**Requirement:**
In the piece on the blind spot of IT companies, repeat the part between "The good ones" and "months to close.", inclusive, substituting "personal referrals" for "warm intros".

**Quoted passage:**

The Blindspot of IT Companies
Tech founders and IT execs are usually brilliant problem-solvers. But they often solve problems for others while ignoring their own.
They invest in:
- Feature sprints
- New integrations
- Internal automation
- More cloud credits
But they underinvest in:
- Sales process
- Clear marketing strategy
- Go-to-market planning
- Pricing and packaging
- Commercial partnerships
- Business model design
They assume good tech will “sell itself,” or that word-of-mouth will scale. Unfortunately, in today’s market, that’s like building a Formula 1 car and refusing to hire a driver.
Why Consultants Are Business Opportunity Enablers (Not Just Advisers)
Let’s bust the myth:
Business consultants aren’t here to write you a 50-page PowerPoint deck.
The good ones are business doers. They help you develop a growth strategy and make it happen.
Especially for IT firms, consultants focus on four major pain points—the stuff that keeps founders up at night and revenue teams chasing shadows.
1. Fixing the Sales & Go-to-Market (GTM) Strategy
The pain:
- Your sales rely on warm intros or technical founders doing demos.
- Each deal takes months to close.
- There’s no clear ICP (Ideal Customer Profile).
- Marketing hands off leads that sales ignore.
- You’ve got inbound traffic, but conversion is poor.
How consultants help:
- Clarify your ideal customer and their buying triggers.
- Design sales funnels tailored to your business model (B2B SaaS? Productised service? Enterprise solution?).
- Shorten sales cycles with better qualification criteria and customer education strategies.
- Develop sales enablement tools—case studies, ROI calculators, objection busters—that actually work.
- Help founders stop being the only salespeople, by creating scalable processes and training.
On the ground:
This isn’t abstract advice. Consultants often write your first cold email sequence, run test campaigns, sit in on sales calls, or map out GTM motions with your team.
2. Fixing the Marketing That’s Not Working
The pain:
- You’re doing content marketing, but it’s not generating leads.
- SEO is a mess, and you’re not sure what keywords matter.
- You’re running paid ads, but the ROI is negative.
- No clear brand voice or positioning.

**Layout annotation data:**
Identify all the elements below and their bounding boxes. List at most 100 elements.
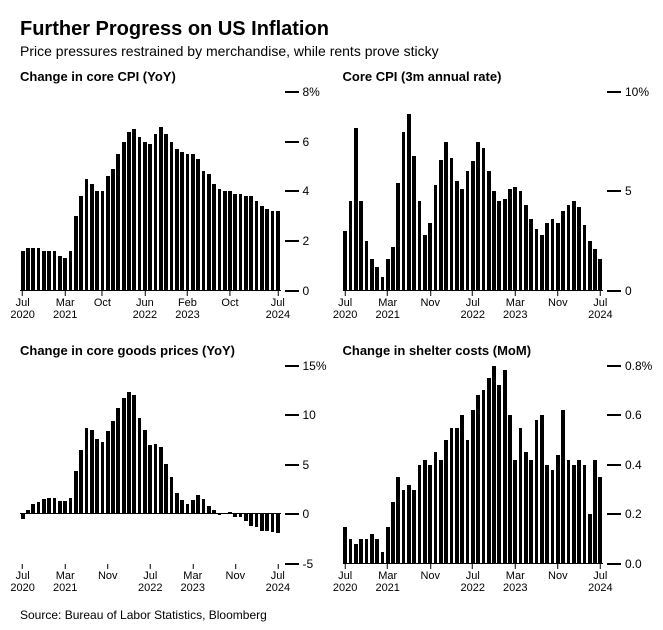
bar xyxy=(175,149,179,290)
bar xyxy=(396,477,400,564)
x-tick-year: 2022 xyxy=(461,582,485,594)
x-axis: Jul2020Mar2021NovJul2022Mar2023NovJul202… xyxy=(343,291,604,321)
x-tick-year: 2021 xyxy=(53,582,77,594)
bar xyxy=(386,259,390,291)
bar xyxy=(111,421,115,514)
x-tick: Jul2022 xyxy=(461,291,485,321)
bar xyxy=(37,502,41,514)
x-axis: Jul2020Mar2021OctJun2022Feb2023OctJul202… xyxy=(20,291,281,321)
bar xyxy=(450,428,454,564)
bar xyxy=(418,201,422,290)
x-tick-year: 2022 xyxy=(138,582,162,594)
bar xyxy=(265,209,269,291)
x-tick: Nov xyxy=(548,564,568,582)
bar xyxy=(212,510,216,514)
bar xyxy=(412,490,416,564)
bar xyxy=(239,194,243,291)
y-tick-label: 0.8% xyxy=(625,359,652,373)
bar xyxy=(95,439,99,514)
x-tick-month: Nov xyxy=(98,570,118,582)
bar xyxy=(122,398,126,514)
y-tick-label: 0 xyxy=(303,507,310,521)
bar xyxy=(391,502,395,564)
bar xyxy=(196,495,200,515)
panel-core-cpi-yoy: Change in core CPI (YoY)Jul2020Mar2021Oc… xyxy=(20,69,321,321)
x-tick-month: Mar xyxy=(375,570,399,582)
bar xyxy=(535,420,539,564)
bar xyxy=(556,223,560,290)
y-tick: 10% xyxy=(607,85,649,99)
bar xyxy=(567,205,571,290)
bar xyxy=(53,498,57,515)
source-footer: Source: Bureau of Labor Statistics, Bloo… xyxy=(20,608,643,622)
x-tick-month: Mar xyxy=(181,570,205,582)
x-tick-year: 2023 xyxy=(175,309,199,321)
bar xyxy=(476,142,480,291)
bar xyxy=(233,194,237,291)
bar xyxy=(444,142,448,291)
y-tick: 0 xyxy=(607,284,632,298)
bar xyxy=(138,137,142,291)
bar xyxy=(529,219,533,290)
bar xyxy=(228,191,232,290)
x-tick-year: 2020 xyxy=(333,582,357,594)
bar xyxy=(180,152,184,291)
bar xyxy=(524,205,528,290)
bar xyxy=(148,445,152,514)
bar xyxy=(428,465,432,564)
bar xyxy=(63,258,67,290)
bar xyxy=(228,512,232,514)
x-tick: Oct xyxy=(94,291,111,309)
y-tick-mark xyxy=(285,91,299,93)
bar xyxy=(370,259,374,291)
bar xyxy=(492,366,496,565)
y-tick-label: 0 xyxy=(303,284,310,298)
bar xyxy=(265,514,269,531)
y-tick-label: 5 xyxy=(303,458,310,472)
bar xyxy=(540,235,544,291)
bar xyxy=(423,460,427,564)
bar xyxy=(561,211,565,290)
x-tick: Jul2020 xyxy=(333,564,357,594)
x-tick-month: Nov xyxy=(226,570,246,582)
bar xyxy=(593,460,597,564)
panel-core-cpi-3m: Core CPI (3m annual rate)Jul2020Mar2021N… xyxy=(343,69,644,321)
bar xyxy=(412,156,416,291)
bar xyxy=(138,418,142,514)
bar xyxy=(74,471,78,515)
bar xyxy=(524,452,528,564)
y-tick-mark xyxy=(285,563,299,565)
bar xyxy=(21,251,25,291)
x-tick: Mar2023 xyxy=(503,291,527,321)
bar xyxy=(561,410,565,564)
bar xyxy=(47,498,51,515)
bars xyxy=(20,366,281,565)
bar xyxy=(359,201,363,290)
plot-area: Jul2020Mar2021NovJul2022Mar2023NovJul202… xyxy=(343,362,604,595)
y-tick: 0.2 xyxy=(607,507,642,521)
bar xyxy=(343,231,347,291)
bar xyxy=(508,189,512,290)
plot-area: Jul2020Mar2021NovJul2022Mar2023NovJul202… xyxy=(20,362,281,595)
bar xyxy=(249,196,253,290)
bar xyxy=(159,447,163,514)
bar xyxy=(487,171,491,290)
panel-title: Change in shelter costs (MoM) xyxy=(343,343,644,358)
y-tick: 0 xyxy=(285,284,310,298)
bar xyxy=(143,142,147,291)
x-tick-year: 2021 xyxy=(375,582,399,594)
bar xyxy=(47,251,51,291)
bar xyxy=(365,241,369,291)
bar xyxy=(439,160,443,291)
x-tick: Nov xyxy=(548,291,568,309)
x-tick-year: 2023 xyxy=(503,582,527,594)
bar xyxy=(471,410,475,564)
x-tick-month: Feb xyxy=(175,297,199,309)
bar xyxy=(349,539,353,564)
bar xyxy=(583,225,587,291)
x-tick-month: Oct xyxy=(221,297,238,309)
bar xyxy=(42,251,46,291)
y-tick-label: 0.0 xyxy=(625,557,642,571)
y-tick-mark xyxy=(607,190,621,192)
page-subtitle: Price pressures restrained by merchandis… xyxy=(20,43,643,59)
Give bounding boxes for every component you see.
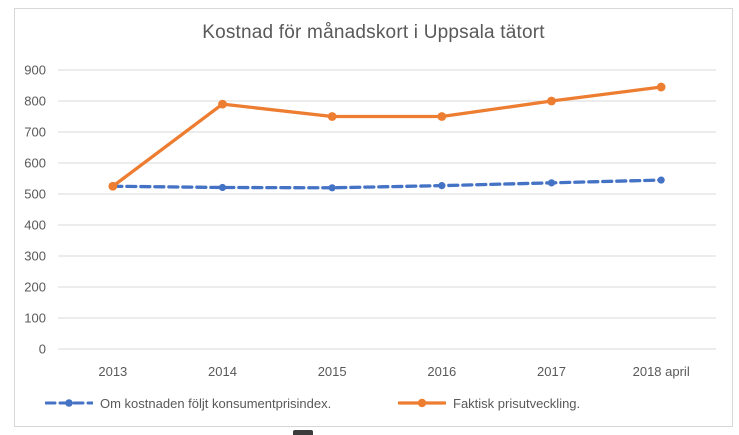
svg-text:400: 400 (24, 218, 46, 233)
legend-line-solid-icon (398, 398, 446, 408)
svg-text:700: 700 (24, 125, 46, 140)
legend-marker-cpi-icon (65, 399, 73, 407)
svg-text:2013: 2013 (98, 364, 127, 379)
svg-text:500: 500 (24, 187, 46, 202)
svg-text:300: 300 (24, 249, 46, 264)
svg-text:2017: 2017 (537, 364, 566, 379)
legend-label-actual: Faktisk prisutveckling. (453, 395, 581, 411)
svg-text:100: 100 (24, 311, 46, 326)
svg-text:0: 0 (39, 342, 46, 357)
plot-area: 0 100 200 300 400 500 600 700 800 900 2013 2014 2015… (24, 63, 716, 379)
svg-text:2016: 2016 (427, 364, 456, 379)
cropped-text-fragment (293, 430, 313, 435)
chart-container: Kostnad för månadskort i Uppsala tätort … (14, 8, 733, 427)
legend-line-dashed-icon (45, 399, 93, 407)
svg-text:2014: 2014 (208, 364, 237, 379)
chart-title: Kostnad för månadskort i Uppsala tätort (202, 22, 545, 43)
svg-text:600: 600 (24, 156, 46, 171)
svg-text:200: 200 (24, 280, 46, 295)
legend-item-cpi: Om kostnaden följt konsumentprisindex. (45, 395, 331, 411)
svg-text:2015: 2015 (318, 364, 347, 379)
legend-label-cpi: Om kostnaden följt konsumentprisindex. (100, 395, 332, 411)
svg-text:900: 900 (24, 63, 46, 78)
legend-item-actual: Faktisk prisutveckling. (398, 395, 580, 411)
legend-marker-actual-icon (417, 398, 427, 408)
svg-text:2018 april: 2018 april (633, 364, 690, 379)
svg-text:800: 800 (24, 94, 46, 109)
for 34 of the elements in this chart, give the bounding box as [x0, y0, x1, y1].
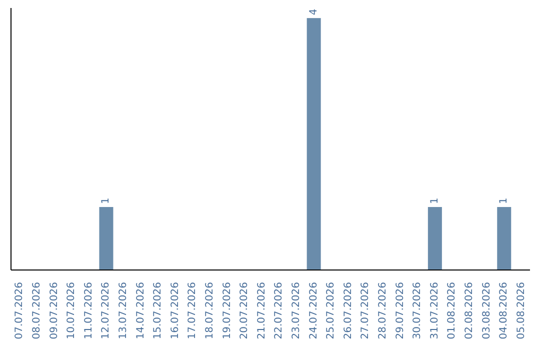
x-tick-label: 17.07.2026: [187, 282, 198, 340]
x-tick-label: 08.07.2026: [31, 282, 42, 340]
x-tick-label: 27.07.2026: [360, 282, 372, 340]
x-tick-label: 16.07.2026: [170, 282, 181, 340]
x-tick-label: 04.08.2026: [498, 282, 510, 340]
x-tick-label: 28.07.2026: [377, 282, 388, 340]
data-label: 1: [498, 198, 510, 204]
x-tick-label: 05.08.2026: [516, 282, 527, 340]
x-tick-label: 11.07.2026: [83, 282, 94, 340]
x-tick-label: 21.07.2026: [256, 282, 268, 340]
x-tick-label: 14.07.2026: [135, 282, 146, 340]
x-tick-label: 07.07.2026: [14, 282, 26, 340]
x-tick-label: 09.07.2026: [48, 282, 60, 340]
x-tick-label: 15.07.2026: [152, 282, 164, 340]
x-tick-label: 19.07.2026: [222, 282, 233, 340]
x-tick-label: 24.07.2026: [308, 282, 320, 340]
x-tick-label: 13.07.2026: [118, 282, 129, 340]
x-tick-label: 01.08.2026: [446, 282, 458, 340]
x-tick-label: 25.07.2026: [326, 282, 337, 340]
x-tick-label: 23.07.2026: [290, 282, 302, 340]
x-tick-label: 22.07.2026: [274, 282, 285, 340]
x-tick-label: 02.08.2026: [464, 282, 475, 340]
x-tick-label: 20.07.2026: [239, 282, 250, 340]
x-tick-label: 10.07.2026: [66, 282, 78, 340]
x-tick-label: 12.07.2026: [100, 282, 112, 340]
x-tick-label: 30.07.2026: [412, 282, 424, 340]
x-tick-label: 26.07.2026: [342, 282, 354, 340]
x-tick-label: 29.07.2026: [394, 282, 406, 340]
data-label: 1: [100, 198, 112, 204]
data-label: 4: [308, 8, 320, 16]
x-tick-label: 03.08.2026: [481, 282, 492, 340]
x-tick-label: 31.07.2026: [429, 282, 440, 340]
x-tick-label: 18.07.2026: [204, 282, 216, 340]
data-label: 1: [429, 198, 440, 204]
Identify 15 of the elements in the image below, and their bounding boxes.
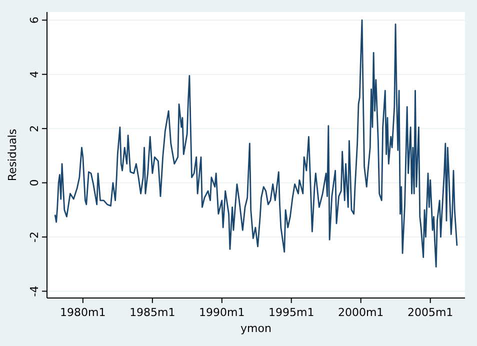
x-tick-label: 1980m1 — [60, 306, 106, 319]
y-tick-label: -4 — [28, 286, 41, 297]
x-tick-label: 1995m1 — [268, 306, 314, 319]
x-tick-label: 2005m1 — [407, 306, 454, 319]
x-tick-label: 2000m1 — [338, 306, 384, 319]
x-tick-label: 1985m1 — [130, 306, 176, 319]
x-tick-label: 1990m1 — [199, 306, 245, 319]
y-tick-label: 6 — [28, 16, 41, 24]
y-tick-label: 2 — [28, 125, 41, 132]
y-tick-label: 0 — [28, 179, 41, 186]
x-axis-title: ymon — [240, 322, 272, 335]
y-tick-label: -2 — [28, 232, 41, 242]
y-tick-label: 4 — [28, 70, 41, 78]
line-series — [54, 19, 458, 268]
y-axis-title: Residuals — [6, 128, 19, 182]
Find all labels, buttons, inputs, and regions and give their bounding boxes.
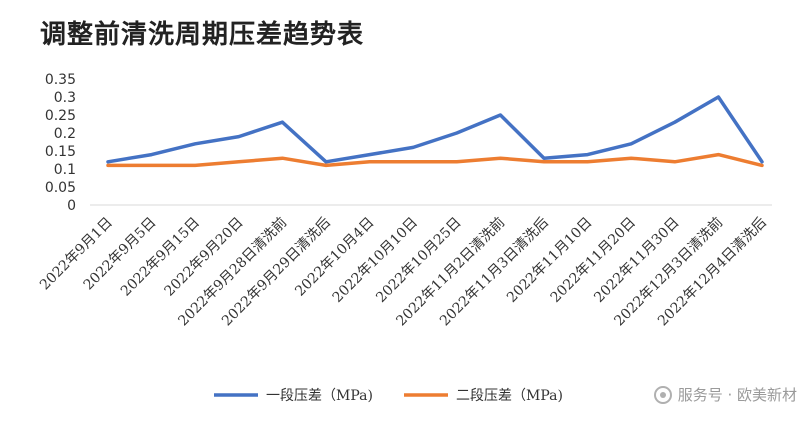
series-line [106, 95, 764, 164]
x-tick-label: 2022年10月4日 [292, 215, 377, 300]
series-line [106, 152, 764, 168]
y-tick-label: 0.2 [54, 126, 76, 142]
y-tick-label: 0.15 [45, 144, 76, 160]
x-tick-label: 2022年9月15日 [118, 215, 203, 300]
y-axis: 0 0.05 0.1 0.15 0.2 0.25 0.3 0.35 [45, 72, 76, 214]
wechat-icon [653, 385, 672, 404]
y-tick-label: 0.35 [45, 72, 76, 88]
y-tick-label: 0.1 [54, 162, 76, 178]
chart-title: 调整前清洗周期压差趋势表 [40, 20, 365, 50]
legend-label: 一段压差（MPa) [266, 388, 373, 404]
x-tick-label: 2022年9月1日 [37, 215, 116, 294]
y-tick-label: 0.25 [45, 108, 76, 124]
y-tick-label: 0 [67, 198, 76, 214]
watermark-text: 服务号 · 欧美新材 [677, 386, 797, 404]
x-axis: 2022年9月1日2022年9月5日2022年9月15日2022年9月20日20… [37, 204, 772, 329]
legend-label: 二段压差（MPa) [456, 388, 563, 404]
legend: 一段压差（MPa) 二段压差（MPa) [214, 388, 563, 404]
x-tick-label: 2022年9月20日 [162, 215, 247, 300]
watermark: 服务号 · 欧美新材 [653, 384, 797, 405]
series-layer [106, 95, 764, 168]
y-tick-label: 0.3 [54, 90, 76, 106]
y-tick-label: 0.05 [45, 180, 76, 196]
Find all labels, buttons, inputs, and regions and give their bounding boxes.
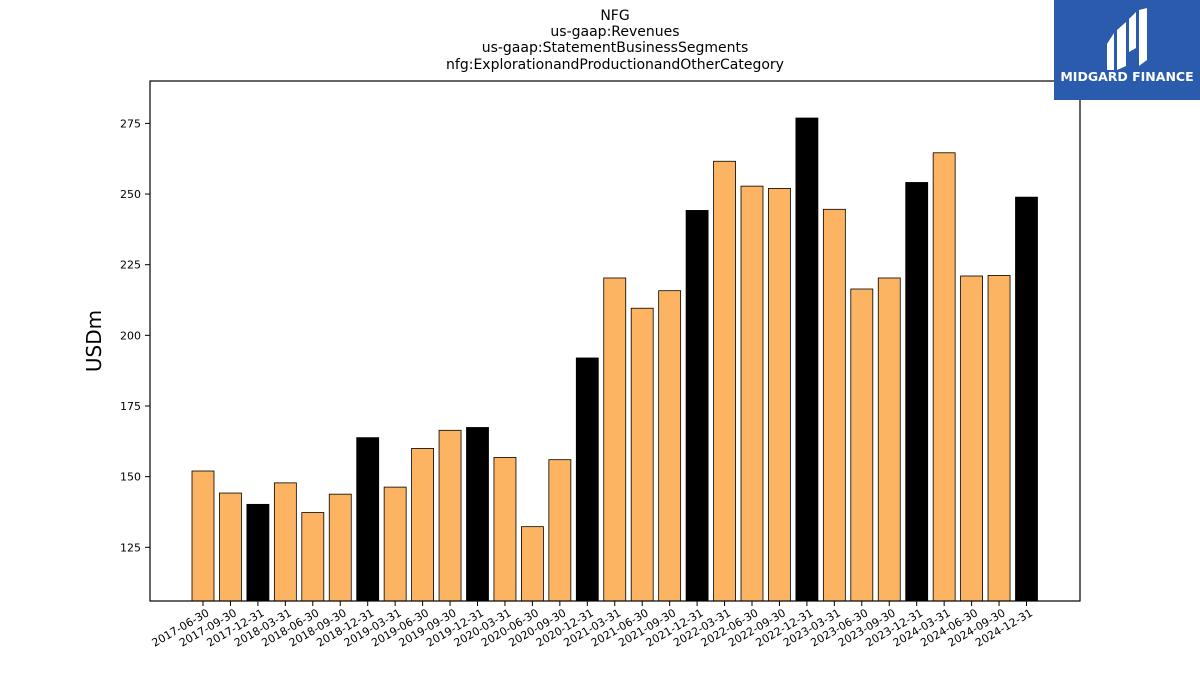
bar-2022-03-31 <box>713 160 736 602</box>
bar-2024-06-30 <box>960 275 983 602</box>
y-tick-label: 275 <box>120 117 141 130</box>
chart-title-line-2: us-gaap:Revenues <box>550 24 679 40</box>
y-axis: 125 150 175 200 225 250 275 <box>120 117 150 554</box>
bar-2022-12-31 <box>795 117 819 602</box>
bar-2022-06-30 <box>740 185 764 602</box>
bar-2019-09-30 <box>438 429 462 602</box>
chart-title: NFG us-gaap:Revenues us-gaap:StatementBu… <box>446 8 784 73</box>
bar-2019-12-31 <box>466 427 489 602</box>
bar-2019-06-30 <box>411 447 435 602</box>
bar-series <box>191 117 1038 602</box>
midgard-finance-logo: MIDGARD FINANCE <box>1054 0 1200 100</box>
bar-2020-06-30 <box>521 526 544 602</box>
y-tick-label: 125 <box>120 541 141 554</box>
y-tick-label: 200 <box>120 329 141 342</box>
bar-2018-06-30 <box>301 512 325 602</box>
bar-2021-12-31 <box>685 210 709 602</box>
bar-2018-09-30 <box>328 493 352 602</box>
bar-2023-03-31 <box>822 208 846 602</box>
chart-title-line-1: NFG <box>600 8 629 24</box>
bar-2024-12-31 <box>1015 196 1038 602</box>
y-tick-label: 225 <box>120 259 141 272</box>
bar-2023-09-30 <box>877 277 901 602</box>
bar-2021-09-30 <box>658 290 682 602</box>
bar-2018-12-31 <box>356 437 380 602</box>
x-axis: 2017-06-302017-09-302017-12-312018-03-31… <box>150 601 1035 650</box>
plot-frame <box>149 80 1081 602</box>
bar-2022-09-30 <box>768 187 791 602</box>
bar-2021-06-30 <box>630 307 654 602</box>
bar-2021-03-31 <box>603 277 627 602</box>
y-tick-label: 150 <box>120 471 141 484</box>
bar-2023-12-31 <box>905 182 929 602</box>
bar-2019-03-31 <box>383 486 407 602</box>
logo-text: MIDGARD FINANCE <box>1060 69 1193 84</box>
chart-title-line-3: us-gaap:StatementBusinessSegments <box>482 40 749 56</box>
bar-2023-06-30 <box>850 288 874 602</box>
bar-2024-03-31 <box>932 152 956 602</box>
bar-2017-12-31 <box>246 503 270 602</box>
bar-2020-09-30 <box>548 459 572 602</box>
y-tick-label: 250 <box>120 188 141 201</box>
bar-2020-03-31 <box>493 457 517 602</box>
y-axis-label: USDm <box>82 310 106 372</box>
bar-2017-06-30 <box>191 470 215 602</box>
midgard-logo-mark-icon <box>1107 8 1147 70</box>
bar-2018-03-31 <box>273 482 297 602</box>
bar-2017-09-30 <box>219 492 242 602</box>
y-tick-label: 175 <box>120 400 141 413</box>
bar-2020-12-31 <box>575 357 599 602</box>
chart-title-line-4: nfg:ExplorationandProductionandOtherCate… <box>446 57 784 73</box>
bar-2024-09-30 <box>987 275 1011 602</box>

**Reply to the task:**
The good ones are business doers. They help you develop a growth strategy and make it happen.
Especially for IT firms, consultants focus on four major pain points—the stuff that keeps founders up at night and revenue teams chasing shadows.
1. Fixing the Sales & Go-to-Market (GTM) Strategy
The pain:
- Your sales rely on personal referrals or technical founders doing demos.
- Each deal takes months to close.